• THE TASK: Each record below should be repeated precisely as written.

• DATA TO PROCESS:
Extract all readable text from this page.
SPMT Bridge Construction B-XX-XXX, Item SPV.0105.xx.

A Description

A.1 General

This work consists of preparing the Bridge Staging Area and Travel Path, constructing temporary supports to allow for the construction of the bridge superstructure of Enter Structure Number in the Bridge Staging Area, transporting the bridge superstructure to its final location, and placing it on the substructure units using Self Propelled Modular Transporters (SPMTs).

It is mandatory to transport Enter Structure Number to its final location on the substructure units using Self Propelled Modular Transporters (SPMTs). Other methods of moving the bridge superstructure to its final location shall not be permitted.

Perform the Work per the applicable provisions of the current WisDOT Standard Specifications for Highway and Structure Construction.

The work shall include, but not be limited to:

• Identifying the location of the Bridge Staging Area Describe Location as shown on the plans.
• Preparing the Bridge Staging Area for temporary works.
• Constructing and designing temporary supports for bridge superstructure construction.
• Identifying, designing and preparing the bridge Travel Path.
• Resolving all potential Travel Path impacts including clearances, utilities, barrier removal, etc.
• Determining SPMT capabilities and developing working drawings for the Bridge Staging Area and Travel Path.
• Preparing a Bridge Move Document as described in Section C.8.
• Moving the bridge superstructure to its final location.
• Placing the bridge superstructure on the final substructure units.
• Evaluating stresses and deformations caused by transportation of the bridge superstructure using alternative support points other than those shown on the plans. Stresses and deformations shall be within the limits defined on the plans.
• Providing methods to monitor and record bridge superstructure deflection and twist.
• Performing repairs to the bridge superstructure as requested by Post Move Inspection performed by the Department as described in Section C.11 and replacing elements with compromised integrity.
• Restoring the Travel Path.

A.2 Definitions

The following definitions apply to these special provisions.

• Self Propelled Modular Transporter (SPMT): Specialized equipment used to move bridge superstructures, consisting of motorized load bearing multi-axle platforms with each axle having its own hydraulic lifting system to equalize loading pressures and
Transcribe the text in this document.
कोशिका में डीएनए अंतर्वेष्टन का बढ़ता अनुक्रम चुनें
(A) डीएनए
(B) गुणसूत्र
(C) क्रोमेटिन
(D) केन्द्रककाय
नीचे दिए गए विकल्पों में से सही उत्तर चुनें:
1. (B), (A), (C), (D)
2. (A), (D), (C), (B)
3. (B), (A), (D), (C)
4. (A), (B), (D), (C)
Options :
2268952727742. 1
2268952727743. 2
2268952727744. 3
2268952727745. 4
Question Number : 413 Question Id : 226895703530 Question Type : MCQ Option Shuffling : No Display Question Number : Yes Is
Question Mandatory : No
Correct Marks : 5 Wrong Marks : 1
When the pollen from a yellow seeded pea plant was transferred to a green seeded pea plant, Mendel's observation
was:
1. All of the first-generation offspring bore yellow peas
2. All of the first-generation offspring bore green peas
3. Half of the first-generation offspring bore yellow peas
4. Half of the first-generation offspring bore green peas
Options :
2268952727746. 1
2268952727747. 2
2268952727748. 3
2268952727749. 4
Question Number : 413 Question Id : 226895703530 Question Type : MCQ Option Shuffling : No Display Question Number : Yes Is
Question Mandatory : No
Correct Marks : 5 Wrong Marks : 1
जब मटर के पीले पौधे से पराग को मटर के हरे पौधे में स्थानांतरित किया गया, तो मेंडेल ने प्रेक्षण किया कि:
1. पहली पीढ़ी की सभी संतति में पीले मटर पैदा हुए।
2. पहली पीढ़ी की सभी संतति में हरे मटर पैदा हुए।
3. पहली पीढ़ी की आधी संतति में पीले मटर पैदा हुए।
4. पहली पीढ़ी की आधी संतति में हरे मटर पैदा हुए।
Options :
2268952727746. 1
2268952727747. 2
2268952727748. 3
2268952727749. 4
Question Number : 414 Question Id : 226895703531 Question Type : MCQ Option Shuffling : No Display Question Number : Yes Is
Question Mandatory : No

• ANSWER TO THIS PROBLEM:
Extract all readable text from this page.
SPMT Bridge Construction B-XX-XXX, Item SPV.0105.xx.

A Description

A.1 General

This work consists of preparing the Bridge Staging Area and Travel Path, constructing temporary supports to allow for the construction of the bridge superstructure of Enter Structure Number in the Bridge Staging Area, transporting the bridge superstructure to its final location, and placing it on the substructure units using Self Propelled Modular Transporters (SPMTs).

It is mandatory to transport Enter Structure Number to its final location on the substructure units using Self Propelled Modular Transporters (SPMTs). Other methods of moving the bridge superstructure to its final location shall not be permitted.

Perform the Work per the applicable provisions of the current WisDOT Standard Specifications for Highway and Structure Construction.

The work shall include, but not be limited to:

• Identifying the location of the Bridge Staging Area Describe Location as shown on the plans.
• Preparing the Bridge Staging Area for temporary works.
• Constructing and designing temporary supports for bridge superstructure construction.
• Identifying, designing and preparing the bridge Travel Path.
• Resolving all potential Travel Path impacts including clearances, utilities, barrier removal, etc.
• Determining SPMT capabilities and developing working drawings for the Bridge Staging Area and Travel Path.
• Preparing a Bridge Move Document as described in Section C.8.
• Moving the bridge superstructure to its final location.
• Placing the bridge superstructure on the final substructure units.
• Evaluating stresses and deformations caused by transportation of the bridge superstructure using alternative support points other than those shown on the plans. Stresses and deformations shall be within the limits defined on the plans.
• Providing methods to monitor and record bridge superstructure deflection and twist.
• Performing repairs to the bridge superstructure as requested by Post Move Inspection performed by the Department as described in Section C.11 and replacing elements with compromised integrity.
• Restoring the Travel Path.

A.2 Definitions

The following definitions apply to these special provisions.

• Self Propelled Modular Transporter (SPMT): Specialized equipment used to move bridge superstructures, consisting of motorized load bearing multi-axle platforms with each axle having its own hydraulic lifting system to equalize loading pressures and
Transcribe the text in this document.
कोशिका में डीएनए अंतर्वेष्टन का बढ़ता अनुक्रम चुनें
(A) डीएनए
(B) गुणसूत्र
(C) क्रोमेटिन
(D) केन्द्रककाय
नीचे दिए गए विकल्पों में से सही उत्तर चुनें:
1. (B), (A), (C), (D)
2. (A), (D), (C), (B)
3. (B), (A), (D), (C)
4. (A), (B), (D), (C)
Options :
2268952727742. 1
2268952727743. 2
2268952727744. 3
2268952727745. 4
Question Number : 413 Question Id : 226895703530 Question Type : MCQ Option Shuffling : No Display Question Number : Yes Is
Question Mandatory : No
Correct Marks : 5 Wrong Marks : 1
When the pollen from a yellow seeded pea plant was transferred to a green seeded pea plant, Mendel's observation
was:
1. All of the first-generation offspring bore yellow peas
2. All of the first-generation offspring bore green peas
3. Half of the first-generation offspring bore yellow peas
4. Half of the first-generation offspring bore green peas
Options :
2268952727746. 1
2268952727747. 2
2268952727748. 3
2268952727749. 4
Question Number : 413 Question Id : 226895703530 Question Type : MCQ Option Shuffling : No Display Question Number : Yes Is
Question Mandatory : No
Correct Marks : 5 Wrong Marks : 1
जब मटर के पीले पौधे से पराग को मटर के हरे पौधे में स्थानांतरित किया गया, तो मेंडेल ने प्रेक्षण किया कि:
1. पहली पीढ़ी की सभी संतति में पीले मटर पैदा हुए।
2. पहली पीढ़ी की सभी संतति में हरे मटर पैदा हुए।
3. पहली पीढ़ी की आधी संतति में पीले मटर पैदा हुए।
4. पहली पीढ़ी की आधी संतति में हरे मटर पैदा हुए।
Options :
2268952727746. 1
2268952727747. 2
2268952727748. 3
2268952727749. 4
Question Number : 414 Question Id : 226895703531 Question Type : MCQ Option Shuffling : No Display Question Number : Yes Is
Question Mandatory : No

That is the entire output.